-- Start --

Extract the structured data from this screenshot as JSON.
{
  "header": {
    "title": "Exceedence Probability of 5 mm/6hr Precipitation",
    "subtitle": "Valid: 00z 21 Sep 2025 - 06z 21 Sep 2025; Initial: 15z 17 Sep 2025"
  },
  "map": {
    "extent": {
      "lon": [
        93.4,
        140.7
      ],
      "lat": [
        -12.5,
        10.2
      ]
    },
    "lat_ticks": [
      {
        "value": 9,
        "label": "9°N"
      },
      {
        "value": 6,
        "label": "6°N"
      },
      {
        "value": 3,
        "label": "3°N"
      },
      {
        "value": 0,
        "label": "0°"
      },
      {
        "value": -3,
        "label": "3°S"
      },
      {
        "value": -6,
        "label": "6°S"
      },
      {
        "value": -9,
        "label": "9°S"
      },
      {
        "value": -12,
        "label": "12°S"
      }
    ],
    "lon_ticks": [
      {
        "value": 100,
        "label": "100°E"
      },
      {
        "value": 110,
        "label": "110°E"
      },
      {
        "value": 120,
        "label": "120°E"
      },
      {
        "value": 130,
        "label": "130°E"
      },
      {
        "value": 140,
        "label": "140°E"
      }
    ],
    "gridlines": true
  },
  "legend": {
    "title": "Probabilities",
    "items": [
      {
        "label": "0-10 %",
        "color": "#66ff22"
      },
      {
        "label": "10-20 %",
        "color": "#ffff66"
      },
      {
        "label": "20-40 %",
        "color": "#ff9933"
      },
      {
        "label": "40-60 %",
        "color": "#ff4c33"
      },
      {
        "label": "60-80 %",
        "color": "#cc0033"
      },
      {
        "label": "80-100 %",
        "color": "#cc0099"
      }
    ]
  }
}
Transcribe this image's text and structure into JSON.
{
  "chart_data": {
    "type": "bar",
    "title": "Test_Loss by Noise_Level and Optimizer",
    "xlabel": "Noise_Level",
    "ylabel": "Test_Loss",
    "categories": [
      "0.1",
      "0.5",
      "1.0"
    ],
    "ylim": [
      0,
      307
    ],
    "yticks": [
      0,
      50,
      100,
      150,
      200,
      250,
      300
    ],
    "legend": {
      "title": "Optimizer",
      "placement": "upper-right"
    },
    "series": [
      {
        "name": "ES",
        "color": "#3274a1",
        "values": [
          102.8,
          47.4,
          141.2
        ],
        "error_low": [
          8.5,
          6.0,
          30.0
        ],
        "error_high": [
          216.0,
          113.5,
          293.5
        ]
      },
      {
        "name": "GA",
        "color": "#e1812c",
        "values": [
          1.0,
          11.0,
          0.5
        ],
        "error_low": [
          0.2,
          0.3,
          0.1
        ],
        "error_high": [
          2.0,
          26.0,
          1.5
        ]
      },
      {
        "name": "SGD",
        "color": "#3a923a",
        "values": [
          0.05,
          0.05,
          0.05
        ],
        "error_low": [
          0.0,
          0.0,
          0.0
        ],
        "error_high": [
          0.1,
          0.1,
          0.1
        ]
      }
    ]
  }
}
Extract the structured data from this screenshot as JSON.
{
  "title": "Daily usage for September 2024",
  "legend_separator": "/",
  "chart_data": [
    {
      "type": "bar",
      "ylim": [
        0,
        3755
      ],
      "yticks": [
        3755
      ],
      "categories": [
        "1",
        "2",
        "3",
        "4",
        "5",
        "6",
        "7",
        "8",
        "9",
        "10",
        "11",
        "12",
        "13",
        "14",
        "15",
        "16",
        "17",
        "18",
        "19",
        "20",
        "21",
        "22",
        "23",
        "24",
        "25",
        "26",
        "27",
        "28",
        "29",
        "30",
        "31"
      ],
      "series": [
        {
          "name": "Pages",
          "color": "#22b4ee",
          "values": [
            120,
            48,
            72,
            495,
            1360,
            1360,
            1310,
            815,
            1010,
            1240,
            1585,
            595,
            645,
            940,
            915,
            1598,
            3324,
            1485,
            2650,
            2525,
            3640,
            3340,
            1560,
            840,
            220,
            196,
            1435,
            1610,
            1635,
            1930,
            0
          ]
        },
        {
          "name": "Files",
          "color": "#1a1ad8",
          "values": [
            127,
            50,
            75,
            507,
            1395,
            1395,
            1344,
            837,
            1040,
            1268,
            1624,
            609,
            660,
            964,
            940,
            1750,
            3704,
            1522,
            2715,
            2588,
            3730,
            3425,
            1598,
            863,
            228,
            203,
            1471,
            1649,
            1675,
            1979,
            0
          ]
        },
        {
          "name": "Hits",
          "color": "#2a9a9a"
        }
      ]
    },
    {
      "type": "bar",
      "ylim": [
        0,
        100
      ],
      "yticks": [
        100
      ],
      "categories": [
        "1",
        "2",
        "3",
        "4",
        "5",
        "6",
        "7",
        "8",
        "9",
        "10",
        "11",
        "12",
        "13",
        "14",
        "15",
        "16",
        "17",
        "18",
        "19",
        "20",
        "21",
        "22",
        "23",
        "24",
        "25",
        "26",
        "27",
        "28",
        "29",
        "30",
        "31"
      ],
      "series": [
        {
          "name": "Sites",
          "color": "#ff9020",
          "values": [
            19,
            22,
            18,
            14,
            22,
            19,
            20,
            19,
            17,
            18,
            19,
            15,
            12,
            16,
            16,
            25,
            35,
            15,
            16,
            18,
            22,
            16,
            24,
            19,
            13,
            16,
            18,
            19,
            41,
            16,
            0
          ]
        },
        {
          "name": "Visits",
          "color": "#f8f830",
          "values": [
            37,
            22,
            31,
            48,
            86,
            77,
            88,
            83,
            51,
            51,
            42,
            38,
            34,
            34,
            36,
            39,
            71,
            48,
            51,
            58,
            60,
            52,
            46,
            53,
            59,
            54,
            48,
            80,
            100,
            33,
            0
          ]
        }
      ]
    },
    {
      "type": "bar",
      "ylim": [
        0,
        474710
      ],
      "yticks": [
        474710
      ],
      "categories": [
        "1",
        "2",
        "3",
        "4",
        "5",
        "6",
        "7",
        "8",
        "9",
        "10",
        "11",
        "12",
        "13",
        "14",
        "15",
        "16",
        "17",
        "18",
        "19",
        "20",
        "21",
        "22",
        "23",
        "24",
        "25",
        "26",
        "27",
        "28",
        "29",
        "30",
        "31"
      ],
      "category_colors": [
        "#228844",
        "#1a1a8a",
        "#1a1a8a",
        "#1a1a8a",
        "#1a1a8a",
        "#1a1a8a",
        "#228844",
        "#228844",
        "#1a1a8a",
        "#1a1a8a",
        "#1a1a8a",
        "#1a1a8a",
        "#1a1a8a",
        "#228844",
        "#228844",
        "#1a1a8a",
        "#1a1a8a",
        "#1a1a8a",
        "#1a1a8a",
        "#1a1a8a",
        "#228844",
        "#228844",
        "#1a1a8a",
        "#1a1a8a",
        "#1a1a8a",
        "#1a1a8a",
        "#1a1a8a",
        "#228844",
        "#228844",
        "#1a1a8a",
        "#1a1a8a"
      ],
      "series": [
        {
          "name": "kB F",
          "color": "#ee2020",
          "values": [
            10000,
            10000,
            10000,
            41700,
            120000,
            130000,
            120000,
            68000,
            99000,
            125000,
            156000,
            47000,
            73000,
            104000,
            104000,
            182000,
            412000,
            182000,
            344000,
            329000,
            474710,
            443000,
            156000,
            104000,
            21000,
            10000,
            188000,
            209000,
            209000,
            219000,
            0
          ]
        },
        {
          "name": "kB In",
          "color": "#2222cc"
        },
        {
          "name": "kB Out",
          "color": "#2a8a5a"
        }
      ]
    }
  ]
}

-- End --

# Required task
Print the whole listing again, exactly.

# Output below
Extract the structured data from this screenshot as JSON.
{
  "header": {
    "title": "Exceedence Probability of 5 mm/6hr Precipitation",
    "subtitle": "Valid: 00z 21 Sep 2025 - 06z 21 Sep 2025; Initial: 15z 17 Sep 2025"
  },
  "map": {
    "extent": {
      "lon": [
        93.4,
        140.7
      ],
      "lat": [
        -12.5,
        10.2
      ]
    },
    "lat_ticks": [
      {
        "value": 9,
        "label": "9°N"
      },
      {
        "value": 6,
        "label": "6°N"
      },
      {
        "value": 3,
        "label": "3°N"
      },
      {
        "value": 0,
        "label": "0°"
      },
      {
        "value": -3,
        "label": "3°S"
      },
      {
        "value": -6,
        "label": "6°S"
      },
      {
        "value": -9,
        "label": "9°S"
      },
      {
        "value": -12,
        "label": "12°S"
      }
    ],
    "lon_ticks": [
      {
        "value": 100,
        "label": "100°E"
      },
      {
        "value": 110,
        "label": "110°E"
      },
      {
        "value": 120,
        "label": "120°E"
      },
      {
        "value": 130,
        "label": "130°E"
      },
      {
        "value": 140,
        "label": "140°E"
      }
    ],
    "gridlines": true
  },
  "legend": {
    "title": "Probabilities",
    "items": [
      {
        "label": "0-10 %",
        "color": "#66ff22"
      },
      {
        "label": "10-20 %",
        "color": "#ffff66"
      },
      {
        "label": "20-40 %",
        "color": "#ff9933"
      },
      {
        "label": "40-60 %",
        "color": "#ff4c33"
      },
      {
        "label": "60-80 %",
        "color": "#cc0033"
      },
      {
        "label": "80-100 %",
        "color": "#cc0099"
      }
    ]
  }
}
Transcribe this image's text and structure into JSON.
{
  "chart_data": {
    "type": "bar",
    "title": "Test_Loss by Noise_Level and Optimizer",
    "xlabel": "Noise_Level",
    "ylabel": "Test_Loss",
    "categories": [
      "0.1",
      "0.5",
      "1.0"
    ],
    "ylim": [
      0,
      307
    ],
    "yticks": [
      0,
      50,
      100,
      150,
      200,
      250,
      300
    ],
    "legend": {
      "title": "Optimizer",
      "placement": "upper-right"
    },
    "series": [
      {
        "name": "ES",
        "color": "#3274a1",
        "values": [
          102.8,
          47.4,
          141.2
        ],
        "error_low": [
          8.5,
          6.0,
          30.0
        ],
        "error_high": [
          216.0,
          113.5,
          293.5
        ]
      },
      {
        "name": "GA",
        "color": "#e1812c",
        "values": [
          1.0,
          11.0,
          0.5
        ],
        "error_low": [
          0.2,
          0.3,
          0.1
        ],
        "error_high": [
          2.0,
          26.0,
          1.5
        ]
      },
      {
        "name": "SGD",
        "color": "#3a923a",
        "values": [
          0.05,
          0.05,
          0.05
        ],
        "error_low": [
          0.0,
          0.0,
          0.0
        ],
        "error_high": [
          0.1,
          0.1,
          0.1
        ]
      }
    ]
  }
}
Extract the structured data from this screenshot as JSON.
{
  "title": "Daily usage for September 2024",
  "legend_separator": "/",
  "chart_data": [
    {
      "type": "bar",
      "ylim": [
        0,
        3755
      ],
      "yticks": [
        3755
      ],
      "categories": [
        "1",
        "2",
        "3",
        "4",
        "5",
        "6",
        "7",
        "8",
        "9",
        "10",
        "11",
        "12",
        "13",
        "14",
        "15",
        "16",
        "17",
        "18",
        "19",
        "20",
        "21",
        "22",
        "23",
        "24",
        "25",
        "26",
        "27",
        "28",
        "29",
        "30",
        "31"
      ],
      "series": [
        {
          "name": "Pages",
          "color": "#22b4ee",
          "values": [
            120,
            48,
            72,
            495,
            1360,
            1360,
            1310,
            815,
            1010,
            1240,
            1585,
            595,
            645,
            940,
            915,
            1598,
            3324,
            1485,
            2650,
            2525,
            3640,
            3340,
            1560,
            840,
            220,
            196,
            1435,
            1610,
            1635,
            1930,
            0
          ]
        },
        {
          "name": "Files",
          "color": "#1a1ad8",
          "values": [
            127,
            50,
            75,
            507,
            1395,
            1395,
            1344,
            837,
            1040,
            1268,
            1624,
            609,
            660,
            964,
            940,
            1750,
            3704,
            1522,
            2715,
            2588,
            3730,
            3425,
            1598,
            863,
            228,
            203,
            1471,
            1649,
            1675,
            1979,
            0
          ]
        },
        {
          "name": "Hits",
          "color": "#2a9a9a"
        }
      ]
    },
    {
      "type": "bar",
      "ylim": [
        0,
        100
      ],
      "yticks": [
        100
      ],
      "categories": [
        "1",
        "2",
        "3",
        "4",
        "5",
        "6",
        "7",
        "8",
        "9",
        "10",
        "11",
        "12",
        "13",
        "14",
        "15",
        "16",
        "17",
        "18",
        "19",
        "20",
        "21",
        "22",
        "23",
        "24",
        "25",
        "26",
        "27",
        "28",
        "29",
        "30",
        "31"
      ],
      "series": [
        {
          "name": "Sites",
          "color": "#ff9020",
          "values": [
            19,
            22,
            18,
            14,
            22,
            19,
            20,
            19,
            17,
            18,
            19,
            15,
            12,
            16,
            16,
            25,
            35,
            15,
            16,
            18,
            22,
            16,
            24,
            19,
            13,
            16,
            18,
            19,
            41,
            16,
            0
          ]
        },
        {
          "name": "Visits",
          "color": "#f8f830",
          "values": [
            37,
            22,
            31,
            48,
            86,
            77,
            88,
            83,
            51,
            51,
            42,
            38,
            34,
            34,
            36,
            39,
            71,
            48,
            51,
            58,
            60,
            52,
            46,
            53,
            59,
            54,
            48,
            80,
            100,
            33,
            0
          ]
        }
      ]
    },
    {
      "type": "bar",
      "ylim": [
        0,
        474710
      ],
      "yticks": [
        474710
      ],
      "categories": [
        "1",
        "2",
        "3",
        "4",
        "5",
        "6",
        "7",
        "8",
        "9",
        "10",
        "11",
        "12",
        "13",
        "14",
        "15",
        "16",
        "17",
        "18",
        "19",
        "20",
        "21",
        "22",
        "23",
        "24",
        "25",
        "26",
        "27",
        "28",
        "29",
        "30",
        "31"
      ],
      "category_colors": [
        "#228844",
        "#1a1a8a",
        "#1a1a8a",
        "#1a1a8a",
        "#1a1a8a",
        "#1a1a8a",
        "#228844",
        "#228844",
        "#1a1a8a",
        "#1a1a8a",
        "#1a1a8a",
        "#1a1a8a",
        "#1a1a8a",
        "#228844",
        "#228844",
        "#1a1a8a",
        "#1a1a8a",
        "#1a1a8a",
        "#1a1a8a",
        "#1a1a8a",
        "#228844",
        "#228844",
        "#1a1a8a",
        "#1a1a8a",
        "#1a1a8a",
        "#1a1a8a",
        "#1a1a8a",
        "#228844",
        "#228844",
        "#1a1a8a",
        "#1a1a8a"
      ],
      "series": [
        {
          "name": "kB F",
          "color": "#ee2020",
          "values": [
            10000,
            10000,
            10000,
            41700,
            120000,
            130000,
            120000,
            68000,
            99000,
            125000,
            156000,
            47000,
            73000,
            104000,
            104000,
            182000,
            412000,
            182000,
            344000,
            329000,
            474710,
            443000,
            156000,
            104000,
            21000,
            10000,
            188000,
            209000,
            209000,
            219000,
            0
          ]
        },
        {
          "name": "kB In",
          "color": "#2222cc"
        },
        {
          "name": "kB Out",
          "color": "#2a8a5a"
        }
      ]
    }
  ]
}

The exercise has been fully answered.